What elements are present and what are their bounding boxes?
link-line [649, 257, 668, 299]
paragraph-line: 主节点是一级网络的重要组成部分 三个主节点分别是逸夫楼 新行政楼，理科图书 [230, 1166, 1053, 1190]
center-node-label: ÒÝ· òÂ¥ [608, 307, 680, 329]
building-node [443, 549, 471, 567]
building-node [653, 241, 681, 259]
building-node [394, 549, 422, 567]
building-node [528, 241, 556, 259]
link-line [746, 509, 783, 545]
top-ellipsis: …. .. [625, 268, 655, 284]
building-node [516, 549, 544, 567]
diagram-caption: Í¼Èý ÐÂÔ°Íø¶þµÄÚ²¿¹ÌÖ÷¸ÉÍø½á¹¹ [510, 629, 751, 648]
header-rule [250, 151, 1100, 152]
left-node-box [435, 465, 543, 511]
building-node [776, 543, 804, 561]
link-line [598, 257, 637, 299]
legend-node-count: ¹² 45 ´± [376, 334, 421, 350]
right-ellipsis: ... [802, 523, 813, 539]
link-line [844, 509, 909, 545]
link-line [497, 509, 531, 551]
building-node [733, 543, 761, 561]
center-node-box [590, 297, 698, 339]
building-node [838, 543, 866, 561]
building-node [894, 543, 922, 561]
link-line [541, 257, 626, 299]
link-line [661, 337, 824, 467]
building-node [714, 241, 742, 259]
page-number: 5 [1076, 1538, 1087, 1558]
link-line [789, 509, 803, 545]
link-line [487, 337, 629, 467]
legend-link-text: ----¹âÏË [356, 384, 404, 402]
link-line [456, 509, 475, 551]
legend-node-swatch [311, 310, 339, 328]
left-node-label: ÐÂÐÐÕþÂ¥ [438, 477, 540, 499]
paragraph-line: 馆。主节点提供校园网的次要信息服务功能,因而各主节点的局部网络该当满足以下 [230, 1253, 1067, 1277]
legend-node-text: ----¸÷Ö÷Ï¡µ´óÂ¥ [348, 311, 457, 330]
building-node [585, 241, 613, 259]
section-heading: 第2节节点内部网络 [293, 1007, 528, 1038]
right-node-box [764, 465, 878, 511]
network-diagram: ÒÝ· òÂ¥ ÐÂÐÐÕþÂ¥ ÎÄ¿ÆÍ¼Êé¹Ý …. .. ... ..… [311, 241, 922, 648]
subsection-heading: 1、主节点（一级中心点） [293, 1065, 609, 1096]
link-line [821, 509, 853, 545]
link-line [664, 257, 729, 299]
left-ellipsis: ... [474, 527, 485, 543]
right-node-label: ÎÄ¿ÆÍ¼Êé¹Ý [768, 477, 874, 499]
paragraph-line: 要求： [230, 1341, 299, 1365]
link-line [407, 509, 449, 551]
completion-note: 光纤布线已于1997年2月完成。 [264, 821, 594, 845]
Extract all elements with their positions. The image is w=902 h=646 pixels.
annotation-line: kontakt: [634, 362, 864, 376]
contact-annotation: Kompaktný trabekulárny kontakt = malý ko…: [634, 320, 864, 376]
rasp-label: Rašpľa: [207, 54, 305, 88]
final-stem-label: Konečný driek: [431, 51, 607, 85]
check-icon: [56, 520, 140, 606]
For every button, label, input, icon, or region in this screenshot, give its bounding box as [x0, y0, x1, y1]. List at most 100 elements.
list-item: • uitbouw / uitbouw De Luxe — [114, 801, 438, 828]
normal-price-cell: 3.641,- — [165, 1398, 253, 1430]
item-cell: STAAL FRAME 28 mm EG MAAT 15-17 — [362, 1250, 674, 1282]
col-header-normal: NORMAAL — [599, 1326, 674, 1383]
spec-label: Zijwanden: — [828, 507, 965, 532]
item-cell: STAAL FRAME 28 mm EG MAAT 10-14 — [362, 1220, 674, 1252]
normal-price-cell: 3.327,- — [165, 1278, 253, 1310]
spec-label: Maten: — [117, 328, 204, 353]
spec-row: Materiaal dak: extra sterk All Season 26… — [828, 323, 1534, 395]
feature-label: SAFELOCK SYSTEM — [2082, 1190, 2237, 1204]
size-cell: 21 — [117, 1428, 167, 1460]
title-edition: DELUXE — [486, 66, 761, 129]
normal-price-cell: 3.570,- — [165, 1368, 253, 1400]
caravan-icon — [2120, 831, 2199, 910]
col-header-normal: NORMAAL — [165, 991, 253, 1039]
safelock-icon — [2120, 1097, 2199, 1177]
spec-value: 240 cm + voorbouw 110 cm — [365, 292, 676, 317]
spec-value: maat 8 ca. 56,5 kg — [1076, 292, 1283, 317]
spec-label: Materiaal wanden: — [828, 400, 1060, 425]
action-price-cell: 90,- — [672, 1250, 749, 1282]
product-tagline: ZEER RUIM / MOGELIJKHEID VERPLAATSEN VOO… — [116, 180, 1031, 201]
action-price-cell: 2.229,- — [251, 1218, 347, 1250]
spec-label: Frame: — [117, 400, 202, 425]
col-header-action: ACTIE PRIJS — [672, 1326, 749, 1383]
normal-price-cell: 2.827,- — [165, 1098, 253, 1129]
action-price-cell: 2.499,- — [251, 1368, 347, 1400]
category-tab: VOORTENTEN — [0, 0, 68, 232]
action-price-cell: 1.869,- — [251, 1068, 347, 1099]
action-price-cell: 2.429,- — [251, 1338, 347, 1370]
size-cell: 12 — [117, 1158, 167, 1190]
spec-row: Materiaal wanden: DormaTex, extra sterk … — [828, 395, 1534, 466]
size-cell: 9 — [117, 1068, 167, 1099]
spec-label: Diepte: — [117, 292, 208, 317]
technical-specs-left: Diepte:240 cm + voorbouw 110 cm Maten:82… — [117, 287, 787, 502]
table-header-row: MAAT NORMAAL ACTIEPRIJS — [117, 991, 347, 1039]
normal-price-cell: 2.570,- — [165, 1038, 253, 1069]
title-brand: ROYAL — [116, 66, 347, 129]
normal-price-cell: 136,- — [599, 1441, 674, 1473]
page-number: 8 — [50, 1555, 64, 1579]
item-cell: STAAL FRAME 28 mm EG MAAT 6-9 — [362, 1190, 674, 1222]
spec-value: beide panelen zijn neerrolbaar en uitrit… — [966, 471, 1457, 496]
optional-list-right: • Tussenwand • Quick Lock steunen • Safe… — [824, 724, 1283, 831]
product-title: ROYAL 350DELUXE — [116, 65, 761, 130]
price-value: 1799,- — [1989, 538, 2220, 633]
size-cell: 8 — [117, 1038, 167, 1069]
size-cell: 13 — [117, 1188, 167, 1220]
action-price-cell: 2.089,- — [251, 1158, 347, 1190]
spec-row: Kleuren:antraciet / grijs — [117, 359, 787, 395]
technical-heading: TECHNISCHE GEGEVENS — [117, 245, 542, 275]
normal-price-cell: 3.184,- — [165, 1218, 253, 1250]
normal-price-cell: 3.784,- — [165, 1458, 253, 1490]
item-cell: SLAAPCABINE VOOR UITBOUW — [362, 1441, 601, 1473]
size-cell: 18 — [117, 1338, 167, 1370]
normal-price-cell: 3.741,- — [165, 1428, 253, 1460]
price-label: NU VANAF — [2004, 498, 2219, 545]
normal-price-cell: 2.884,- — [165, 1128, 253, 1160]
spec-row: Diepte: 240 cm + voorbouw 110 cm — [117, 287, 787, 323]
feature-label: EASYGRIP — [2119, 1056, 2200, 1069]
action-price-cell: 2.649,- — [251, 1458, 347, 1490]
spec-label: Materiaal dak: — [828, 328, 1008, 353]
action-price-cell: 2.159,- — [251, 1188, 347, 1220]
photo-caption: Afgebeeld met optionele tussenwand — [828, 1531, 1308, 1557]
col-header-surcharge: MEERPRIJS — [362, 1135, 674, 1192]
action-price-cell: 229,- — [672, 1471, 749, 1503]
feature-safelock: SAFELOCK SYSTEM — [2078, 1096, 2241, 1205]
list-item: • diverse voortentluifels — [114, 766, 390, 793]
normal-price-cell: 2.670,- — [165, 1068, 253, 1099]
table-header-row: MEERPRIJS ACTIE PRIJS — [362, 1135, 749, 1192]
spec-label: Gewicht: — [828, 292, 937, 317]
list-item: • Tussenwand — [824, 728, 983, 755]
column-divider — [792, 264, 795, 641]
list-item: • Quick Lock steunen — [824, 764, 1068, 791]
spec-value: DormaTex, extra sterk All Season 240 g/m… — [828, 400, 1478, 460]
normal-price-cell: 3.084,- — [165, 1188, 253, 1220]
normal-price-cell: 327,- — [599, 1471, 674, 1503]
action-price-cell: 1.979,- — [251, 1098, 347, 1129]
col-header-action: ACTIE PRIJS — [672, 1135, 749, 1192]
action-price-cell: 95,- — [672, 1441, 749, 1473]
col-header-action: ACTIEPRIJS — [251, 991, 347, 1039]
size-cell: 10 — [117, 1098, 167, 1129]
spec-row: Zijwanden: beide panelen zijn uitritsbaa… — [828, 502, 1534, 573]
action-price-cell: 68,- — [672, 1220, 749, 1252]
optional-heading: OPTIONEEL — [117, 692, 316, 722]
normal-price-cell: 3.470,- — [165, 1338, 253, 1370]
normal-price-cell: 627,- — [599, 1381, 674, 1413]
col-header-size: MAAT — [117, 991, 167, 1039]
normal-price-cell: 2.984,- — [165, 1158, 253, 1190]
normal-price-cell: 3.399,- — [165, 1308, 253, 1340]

____

* [INSTRUCTIONS FOR THE TASK]:
Which entries above contain the string "text", with case counting? Gather each matching line and copy it in full.

* [ANSWER TO THE TASK]:
legend-link-text: ----¹âÏË [356, 384, 404, 402]
legend-node-text: ----¸÷Ö÷Ï¡µ´óÂ¥ [348, 311, 457, 330]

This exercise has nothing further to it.